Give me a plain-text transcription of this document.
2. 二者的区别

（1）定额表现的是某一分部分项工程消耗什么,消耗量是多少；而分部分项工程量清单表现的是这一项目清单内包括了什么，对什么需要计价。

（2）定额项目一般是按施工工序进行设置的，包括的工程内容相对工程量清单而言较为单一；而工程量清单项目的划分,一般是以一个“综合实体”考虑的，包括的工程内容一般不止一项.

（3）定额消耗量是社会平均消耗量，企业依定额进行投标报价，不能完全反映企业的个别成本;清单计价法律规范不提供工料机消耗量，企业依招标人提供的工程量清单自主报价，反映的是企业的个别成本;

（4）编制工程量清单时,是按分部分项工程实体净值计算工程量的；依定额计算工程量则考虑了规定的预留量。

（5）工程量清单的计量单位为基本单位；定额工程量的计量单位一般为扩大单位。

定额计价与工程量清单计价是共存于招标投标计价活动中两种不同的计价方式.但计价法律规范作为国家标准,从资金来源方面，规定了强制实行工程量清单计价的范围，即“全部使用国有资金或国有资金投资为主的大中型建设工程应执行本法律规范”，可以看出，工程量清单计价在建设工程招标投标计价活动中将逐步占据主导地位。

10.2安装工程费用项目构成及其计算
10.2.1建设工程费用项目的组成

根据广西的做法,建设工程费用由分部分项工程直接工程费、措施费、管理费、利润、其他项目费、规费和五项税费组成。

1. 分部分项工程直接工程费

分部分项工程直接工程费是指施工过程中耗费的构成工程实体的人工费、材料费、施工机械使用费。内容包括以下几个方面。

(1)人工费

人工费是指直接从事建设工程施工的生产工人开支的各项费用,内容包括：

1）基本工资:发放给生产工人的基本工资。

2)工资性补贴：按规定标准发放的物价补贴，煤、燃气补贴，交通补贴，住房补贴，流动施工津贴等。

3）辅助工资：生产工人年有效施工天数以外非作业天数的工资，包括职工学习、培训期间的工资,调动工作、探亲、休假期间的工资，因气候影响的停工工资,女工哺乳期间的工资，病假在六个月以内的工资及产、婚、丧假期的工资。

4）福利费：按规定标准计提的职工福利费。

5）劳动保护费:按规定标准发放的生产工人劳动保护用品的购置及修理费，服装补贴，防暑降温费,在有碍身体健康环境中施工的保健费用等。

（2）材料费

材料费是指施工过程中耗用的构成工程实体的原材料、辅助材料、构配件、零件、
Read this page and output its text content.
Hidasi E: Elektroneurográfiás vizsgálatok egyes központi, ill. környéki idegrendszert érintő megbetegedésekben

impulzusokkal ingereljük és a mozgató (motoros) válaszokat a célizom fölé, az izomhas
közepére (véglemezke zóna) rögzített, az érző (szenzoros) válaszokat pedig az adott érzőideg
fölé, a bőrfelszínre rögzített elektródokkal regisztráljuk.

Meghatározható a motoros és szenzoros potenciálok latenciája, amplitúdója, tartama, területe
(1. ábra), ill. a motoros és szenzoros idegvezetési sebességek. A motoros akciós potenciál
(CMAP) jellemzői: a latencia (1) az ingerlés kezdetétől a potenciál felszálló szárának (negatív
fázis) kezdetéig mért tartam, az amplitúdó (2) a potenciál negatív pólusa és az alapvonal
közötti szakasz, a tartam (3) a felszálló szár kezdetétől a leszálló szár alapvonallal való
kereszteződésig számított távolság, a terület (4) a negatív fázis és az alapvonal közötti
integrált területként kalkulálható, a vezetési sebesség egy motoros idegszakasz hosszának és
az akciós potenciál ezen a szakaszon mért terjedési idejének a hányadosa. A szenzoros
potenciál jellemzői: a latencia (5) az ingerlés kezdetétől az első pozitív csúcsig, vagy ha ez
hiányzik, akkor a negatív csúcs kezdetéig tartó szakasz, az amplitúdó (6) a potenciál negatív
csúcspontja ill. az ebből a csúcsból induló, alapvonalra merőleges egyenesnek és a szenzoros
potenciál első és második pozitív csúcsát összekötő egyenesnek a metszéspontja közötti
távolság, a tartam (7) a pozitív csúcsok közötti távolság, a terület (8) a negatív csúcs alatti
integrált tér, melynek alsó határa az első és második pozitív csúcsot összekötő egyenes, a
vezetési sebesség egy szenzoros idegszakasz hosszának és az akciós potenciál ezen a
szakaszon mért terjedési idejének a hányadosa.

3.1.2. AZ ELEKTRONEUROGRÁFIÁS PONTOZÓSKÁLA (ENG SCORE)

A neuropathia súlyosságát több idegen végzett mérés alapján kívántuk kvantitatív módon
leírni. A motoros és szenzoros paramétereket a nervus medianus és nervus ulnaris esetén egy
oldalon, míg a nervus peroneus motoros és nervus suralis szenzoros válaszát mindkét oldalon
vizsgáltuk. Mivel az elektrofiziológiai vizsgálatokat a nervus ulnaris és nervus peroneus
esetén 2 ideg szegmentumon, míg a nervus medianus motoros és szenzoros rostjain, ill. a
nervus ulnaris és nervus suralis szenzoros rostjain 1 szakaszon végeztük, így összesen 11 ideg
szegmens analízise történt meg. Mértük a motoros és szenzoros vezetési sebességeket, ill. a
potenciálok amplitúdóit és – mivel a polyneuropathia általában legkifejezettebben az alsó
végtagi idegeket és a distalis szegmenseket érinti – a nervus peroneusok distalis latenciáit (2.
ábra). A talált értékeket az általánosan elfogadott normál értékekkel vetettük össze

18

☆ ☆ ☆ ☆ ☆

- _AIM OF THE TASK_:
Repeat the material above exactly.

- _THE SOLUTION_:
Give me a plain-text transcription of this document.
2. 二者的区别

（1）定额表现的是某一分部分项工程消耗什么,消耗量是多少；而分部分项工程量清单表现的是这一项目清单内包括了什么，对什么需要计价。

（2）定额项目一般是按施工工序进行设置的，包括的工程内容相对工程量清单而言较为单一；而工程量清单项目的划分,一般是以一个“综合实体”考虑的，包括的工程内容一般不止一项.

（3）定额消耗量是社会平均消耗量，企业依定额进行投标报价，不能完全反映企业的个别成本;清单计价法律规范不提供工料机消耗量，企业依招标人提供的工程量清单自主报价，反映的是企业的个别成本;

（4）编制工程量清单时,是按分部分项工程实体净值计算工程量的；依定额计算工程量则考虑了规定的预留量。

（5）工程量清单的计量单位为基本单位；定额工程量的计量单位一般为扩大单位。

定额计价与工程量清单计价是共存于招标投标计价活动中两种不同的计价方式.但计价法律规范作为国家标准,从资金来源方面，规定了强制实行工程量清单计价的范围，即“全部使用国有资金或国有资金投资为主的大中型建设工程应执行本法律规范”，可以看出，工程量清单计价在建设工程招标投标计价活动中将逐步占据主导地位。

10.2安装工程费用项目构成及其计算
10.2.1建设工程费用项目的组成

根据广西的做法,建设工程费用由分部分项工程直接工程费、措施费、管理费、利润、其他项目费、规费和五项税费组成。

1. 分部分项工程直接工程费

分部分项工程直接工程费是指施工过程中耗费的构成工程实体的人工费、材料费、施工机械使用费。内容包括以下几个方面。

(1)人工费

人工费是指直接从事建设工程施工的生产工人开支的各项费用,内容包括：

1）基本工资:发放给生产工人的基本工资。

2)工资性补贴：按规定标准发放的物价补贴，煤、燃气补贴，交通补贴，住房补贴，流动施工津贴等。

3）辅助工资：生产工人年有效施工天数以外非作业天数的工资，包括职工学习、培训期间的工资,调动工作、探亲、休假期间的工资，因气候影响的停工工资,女工哺乳期间的工资，病假在六个月以内的工资及产、婚、丧假期的工资。

4）福利费：按规定标准计提的职工福利费。

5）劳动保护费:按规定标准发放的生产工人劳动保护用品的购置及修理费，服装补贴，防暑降温费,在有碍身体健康环境中施工的保健费用等。

（2）材料费

材料费是指施工过程中耗用的构成工程实体的原材料、辅助材料、构配件、零件、
Read this page and output its text content.
Hidasi E: Elektroneurográfiás vizsgálatok egyes központi, ill. környéki idegrendszert érintő megbetegedésekben

impulzusokkal ingereljük és a mozgató (motoros) válaszokat a célizom fölé, az izomhas
közepére (véglemezke zóna) rögzített, az érző (szenzoros) válaszokat pedig az adott érzőideg
fölé, a bőrfelszínre rögzített elektródokkal regisztráljuk.

Meghatározható a motoros és szenzoros potenciálok latenciája, amplitúdója, tartama, területe
(1. ábra), ill. a motoros és szenzoros idegvezetési sebességek. A motoros akciós potenciál
(CMAP) jellemzői: a latencia (1) az ingerlés kezdetétől a potenciál felszálló szárának (negatív
fázis) kezdetéig mért tartam, az amplitúdó (2) a potenciál negatív pólusa és az alapvonal
közötti szakasz, a tartam (3) a felszálló szár kezdetétől a leszálló szár alapvonallal való
kereszteződésig számított távolság, a terület (4) a negatív fázis és az alapvonal közötti
integrált területként kalkulálható, a vezetési sebesség egy motoros idegszakasz hosszának és
az akciós potenciál ezen a szakaszon mért terjedési idejének a hányadosa. A szenzoros
potenciál jellemzői: a latencia (5) az ingerlés kezdetétől az első pozitív csúcsig, vagy ha ez
hiányzik, akkor a negatív csúcs kezdetéig tartó szakasz, az amplitúdó (6) a potenciál negatív
csúcspontja ill. az ebből a csúcsból induló, alapvonalra merőleges egyenesnek és a szenzoros
potenciál első és második pozitív csúcsát összekötő egyenesnek a metszéspontja közötti
távolság, a tartam (7) a pozitív csúcsok közötti távolság, a terület (8) a negatív csúcs alatti
integrált tér, melynek alsó határa az első és második pozitív csúcsot összekötő egyenes, a
vezetési sebesség egy szenzoros idegszakasz hosszának és az akciós potenciál ezen a
szakaszon mért terjedési idejének a hányadosa.

3.1.2. AZ ELEKTRONEUROGRÁFIÁS PONTOZÓSKÁLA (ENG SCORE)

A neuropathia súlyosságát több idegen végzett mérés alapján kívántuk kvantitatív módon
leírni. A motoros és szenzoros paramétereket a nervus medianus és nervus ulnaris esetén egy
oldalon, míg a nervus peroneus motoros és nervus suralis szenzoros válaszát mindkét oldalon
vizsgáltuk. Mivel az elektrofiziológiai vizsgálatokat a nervus ulnaris és nervus peroneus
esetén 2 ideg szegmentumon, míg a nervus medianus motoros és szenzoros rostjain, ill. a
nervus ulnaris és nervus suralis szenzoros rostjain 1 szakaszon végeztük, így összesen 11 ideg
szegmens analízise történt meg. Mértük a motoros és szenzoros vezetési sebességeket, ill. a
potenciálok amplitúdóit és – mivel a polyneuropathia általában legkifejezettebben az alsó
végtagi idegeket és a distalis szegmenseket érinti – a nervus peroneusok distalis latenciáit (2.
ábra). A talált értékeket az általánosan elfogadott normál értékekkel vetettük össze

18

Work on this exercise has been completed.